Objective: Write out the whole listing again, exactly.

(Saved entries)
※
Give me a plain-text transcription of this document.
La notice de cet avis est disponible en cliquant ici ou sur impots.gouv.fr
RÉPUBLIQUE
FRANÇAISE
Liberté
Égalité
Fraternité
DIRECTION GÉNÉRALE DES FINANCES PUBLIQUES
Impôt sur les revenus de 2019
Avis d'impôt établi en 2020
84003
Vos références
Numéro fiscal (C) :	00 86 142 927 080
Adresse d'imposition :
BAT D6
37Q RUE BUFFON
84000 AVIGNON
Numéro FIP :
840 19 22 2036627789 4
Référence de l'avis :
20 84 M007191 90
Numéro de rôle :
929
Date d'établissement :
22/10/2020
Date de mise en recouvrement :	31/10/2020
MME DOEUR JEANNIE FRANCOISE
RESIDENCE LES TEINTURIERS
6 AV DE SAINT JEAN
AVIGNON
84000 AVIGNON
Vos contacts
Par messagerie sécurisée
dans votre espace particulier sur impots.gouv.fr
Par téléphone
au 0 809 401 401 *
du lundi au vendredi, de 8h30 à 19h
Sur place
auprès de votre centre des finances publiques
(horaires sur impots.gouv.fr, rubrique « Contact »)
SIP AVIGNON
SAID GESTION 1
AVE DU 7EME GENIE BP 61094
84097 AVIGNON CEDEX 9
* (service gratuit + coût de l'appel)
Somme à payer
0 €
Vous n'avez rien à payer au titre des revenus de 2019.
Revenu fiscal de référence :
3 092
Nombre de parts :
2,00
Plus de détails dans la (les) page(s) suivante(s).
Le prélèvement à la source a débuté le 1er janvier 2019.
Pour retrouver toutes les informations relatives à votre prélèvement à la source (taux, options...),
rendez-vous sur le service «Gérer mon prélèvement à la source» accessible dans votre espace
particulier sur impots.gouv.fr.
※
Final result:
Give me a plain-text transcription of this document.
La notice de cet avis est disponible en cliquant ici ou sur impots.gouv.fr
RÉPUBLIQUE
FRANÇAISE
Liberté
Égalité
Fraternité
DIRECTION GÉNÉRALE DES FINANCES PUBLIQUES
Impôt sur les revenus de 2019
Avis d'impôt établi en 2020
84003
Vos références
Numéro fiscal (C) :	00 86 142 927 080
Adresse d'imposition :
BAT D6
37Q RUE BUFFON
84000 AVIGNON
Numéro FIP :
840 19 22 2036627789 4
Référence de l'avis :
20 84 M007191 90
Numéro de rôle :
929
Date d'établissement :
22/10/2020
Date de mise en recouvrement :	31/10/2020
MME DOEUR JEANNIE FRANCOISE
RESIDENCE LES TEINTURIERS
6 AV DE SAINT JEAN
AVIGNON
84000 AVIGNON
Vos contacts
Par messagerie sécurisée
dans votre espace particulier sur impots.gouv.fr
Par téléphone
au 0 809 401 401 *
du lundi au vendredi, de 8h30 à 19h
Sur place
auprès de votre centre des finances publiques
(horaires sur impots.gouv.fr, rubrique « Contact »)
SIP AVIGNON
SAID GESTION 1
AVE DU 7EME GENIE BP 61094
84097 AVIGNON CEDEX 9
* (service gratuit + coût de l'appel)
Somme à payer
0 €
Vous n'avez rien à payer au titre des revenus de 2019.
Revenu fiscal de référence :
3 092
Nombre de parts :
2,00
Plus de détails dans la (les) page(s) suivante(s).
Le prélèvement à la source a débuté le 1er janvier 2019.
Pour retrouver toutes les informations relatives à votre prélèvement à la source (taux, options...),
rendez-vous sur le service «Gérer mon prélèvement à la source» accessible dans votre espace
particulier sur impots.gouv.fr.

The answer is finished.